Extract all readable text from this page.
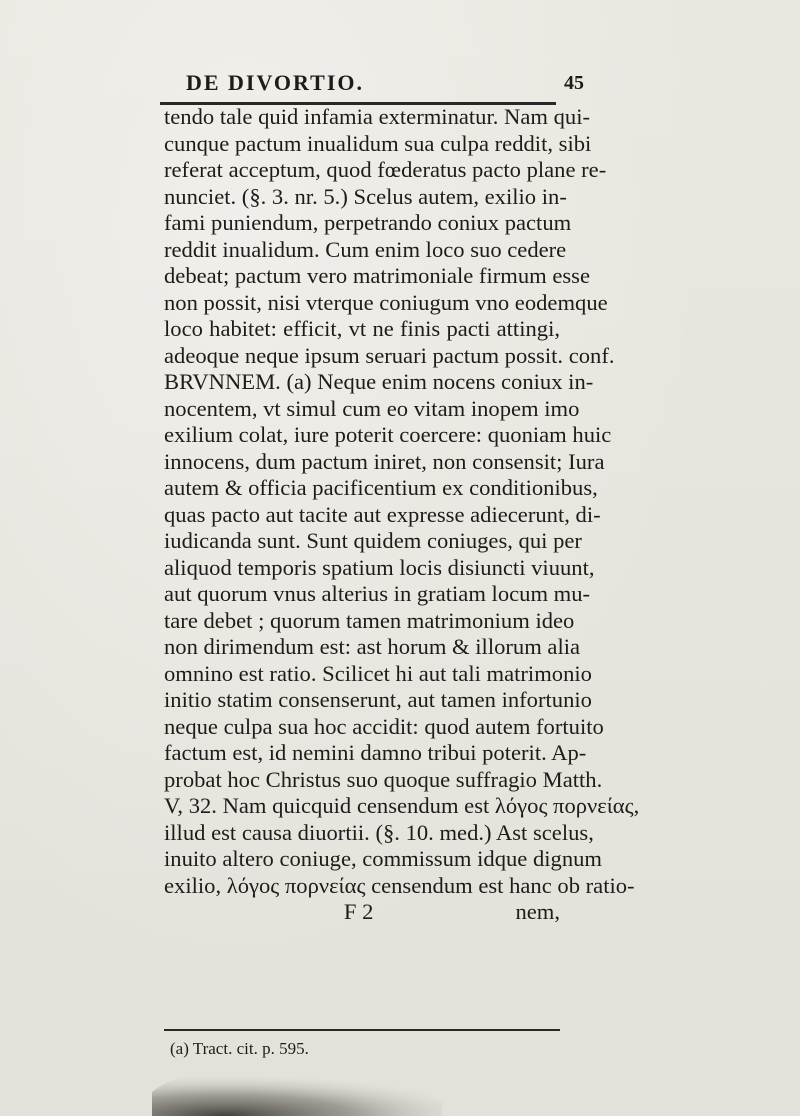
DE DIVORTIO.	45
tendo tale quid infamia exterminatur. Nam qui-
cunque pactum inualidum sua culpa reddit, sibi
referat acceptum, quod fœderatus pacto plane re-
nunciet. (§. 3. nr. 5.) Scelus autem, exilio in-
fami puniendum, perpetrando coniux pactum
reddit inualidum. Cum enim loco suo cedere
debeat; pactum vero matrimoniale firmum esse
non possit, nisi vterque coniugum vno eodemque
loco habitet: efficit, vt ne finis pacti attingi,
adeoque neque ipsum seruari pactum possit. conf.
BRVNNEM. (a) Neque enim nocens coniux in-
nocentem, vt simul cum eo vitam inopem imo
exilium colat, iure poterit coercere: quoniam huic
innocens, dum pactum iniret, non consensit; Iura
autem & officia pacificentium ex conditionibus,
quas pacto aut tacite aut expresse adiecerunt, di-
iudicanda sunt. Sunt quidem coniuges, qui per
aliquod temporis spatium locis disiuncti viuunt,
aut quorum vnus alterius in gratiam locum mu-
tare debet ; quorum tamen matrimonium ideo
non dirimendum est: ast horum & illorum alia
omnino est ratio. Scilicet hi aut tali matrimonio
initio statim consenserunt, aut tamen infortunio
neque culpa sua hoc accidit: quod autem fortuito
factum est, id nemini damno tribui poterit. Ap-
probat hoc Christus suo quoque suffragio Matth.
V, 32. Nam quicquid censendum est λόγος πορνείας,
illud est causa diuortii. (§. 10. med.) Ast scelus,
inuito altero coniuge, commissum idque dignum
exilio, λόγος πορνείας censendum est hanc ob ratio-
F 2	nem,
(a) Tract. cit. p. 595.
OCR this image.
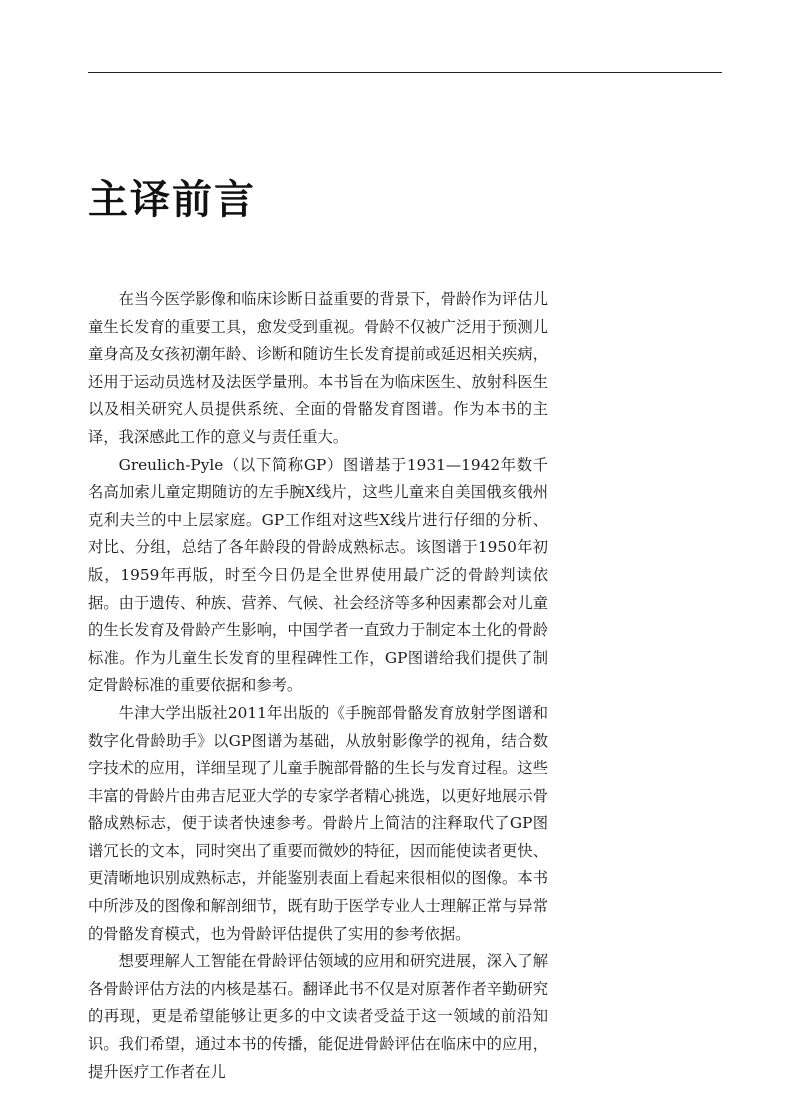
主译前言

在当今医学影像和临床诊断日益重要的背景下，骨龄作为评估儿童生长发育的重要工具，愈发受到重视。骨龄不仅被广泛用于预测儿童身高及女孩初潮年龄、诊断和随访生长发育提前或延迟相关疾病，还用于运动员选材及法医学量刑。本书旨在为临床医生、放射科医生以及相关研究人员提供系统、全面的骨骼发育图谱。作为本书的主译，我深感此工作的意义与责任重大。

Greulich-Pyle（以下简称GP）图谱基于1931—1942年数千名高加索儿童定期随访的左手腕X线片，这些儿童来自美国俄亥俄州克利夫兰的中上层家庭。GP工作组对这些X线片进行仔细的分析、对比、分组，总结了各年龄段的骨龄成熟标志。该图谱于1950年初版，1959年再版，时至今日仍是全世界使用最广泛的骨龄判读依据。由于遗传、种族、营养、气候、社会经济等多种因素都会对儿童的生长发育及骨龄产生影响，中国学者一直致力于制定本土化的骨龄标准。作为儿童生长发育的里程碑性工作，GP图谱给我们提供了制定骨龄标准的重要依据和参考。

牛津大学出版社2011年出版的《手腕部骨骼发育放射学图谱和数字化骨龄助手》以GP图谱为基础，从放射影像学的视角，结合数字技术的应用，详细呈现了儿童手腕部骨骼的生长与发育过程。这些丰富的骨龄片由弗吉尼亚大学的专家学者精心挑选，以更好地展示骨骼成熟标志，便于读者快速参考。骨龄片上简洁的注释取代了GP图谱冗长的文本，同时突出了重要而微妙的特征，因而能使读者更快、更清晰地识别成熟标志，并能鉴别表面上看起来很相似的图像。本书中所涉及的图像和解剖细节，既有助于医学专业人士理解正常与异常的骨骼发育模式，也为骨龄评估提供了实用的参考依据。

想要理解人工智能在骨龄评估领域的应用和研究进展，深入了解各骨龄评估方法的内核是基石。翻译此书不仅是对原著作者辛勤研究的再现，更是希望能够让更多的中文读者受益于这一领域的前沿知识。我们希望，通过本书的传播，能促进骨龄评估在临床中的应用，提升医疗工作者在儿
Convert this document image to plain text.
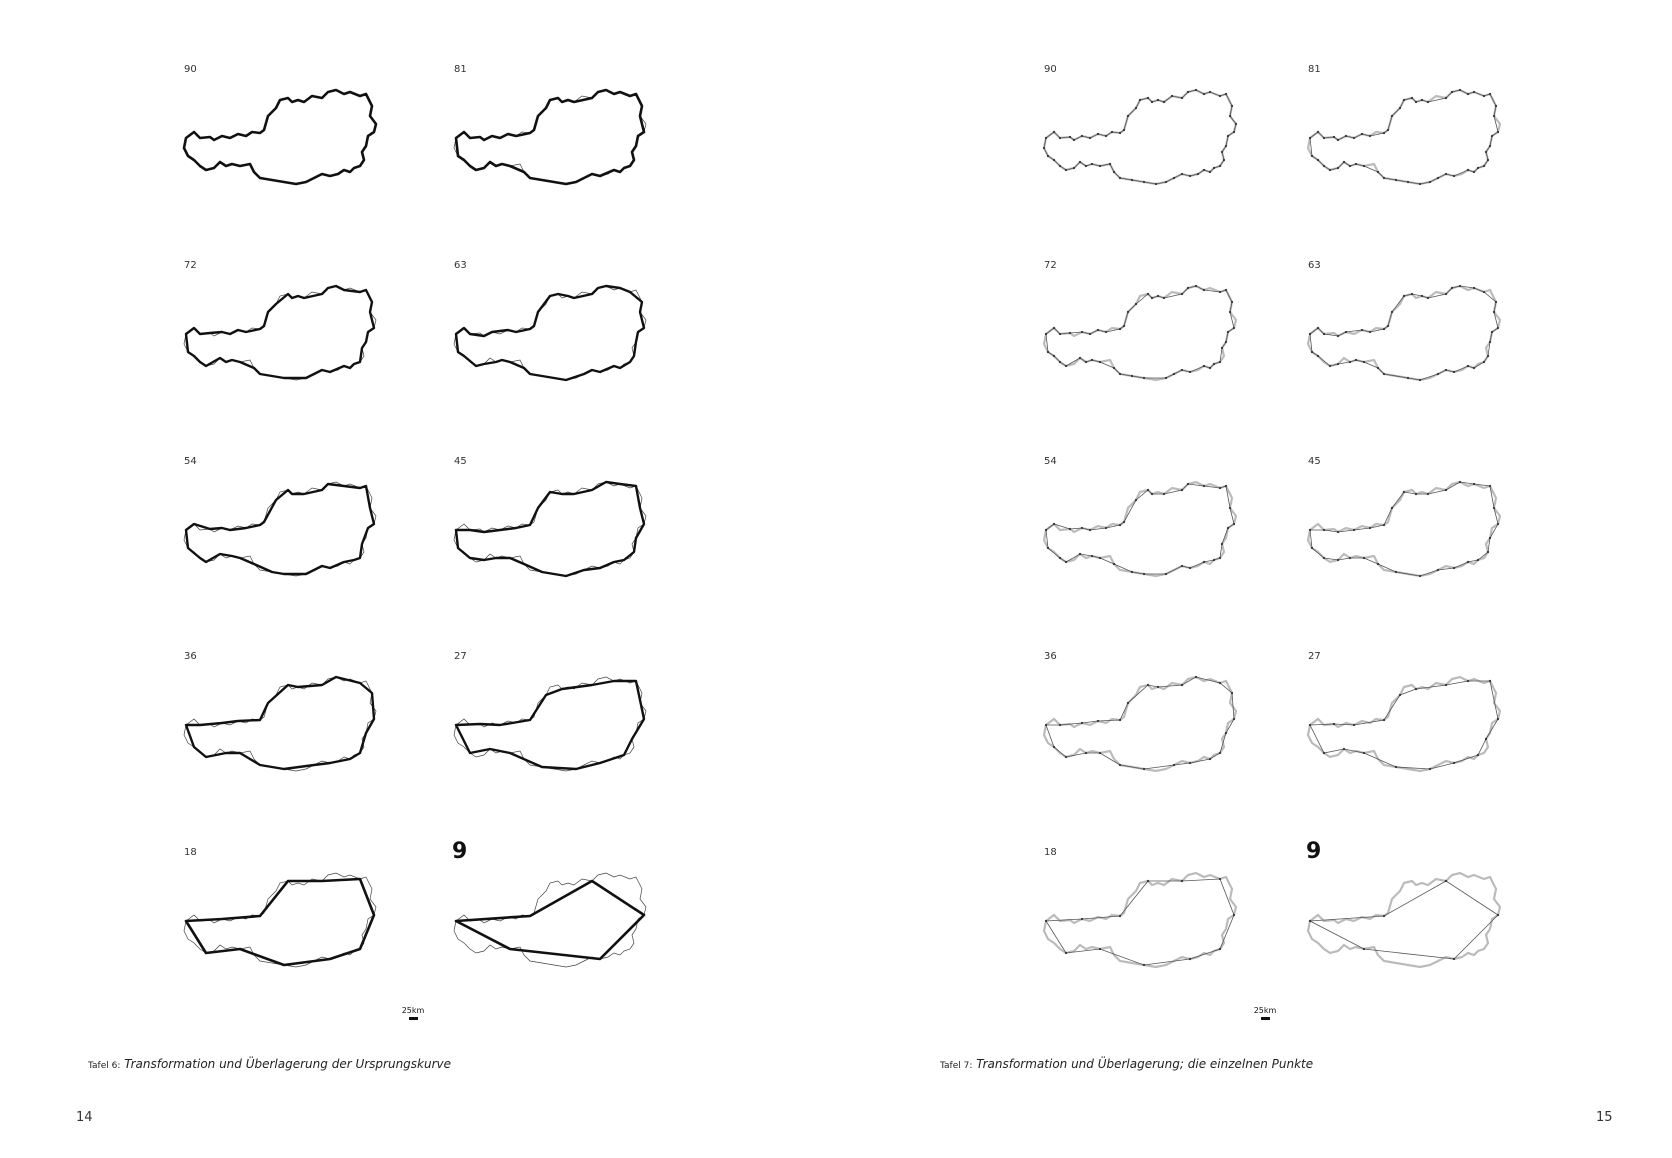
90	81
72	63
54	45
36	27
18	9
25km
Tafel 6: Transformation und Überlagerung der Ursprungskurve
14
90	81
72	63
54	45
36	27
18	9
25km
Tafel 7: Transformation und Überlagerung; die einzelnen Punkte
15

» **Exercise description**
In the entries above, locate every line with the word "tamen" and copy it.

» **Task output**
tare debet ; quorum tamen matrimonium ideo
initio statim consenserunt, aut tamen infortunio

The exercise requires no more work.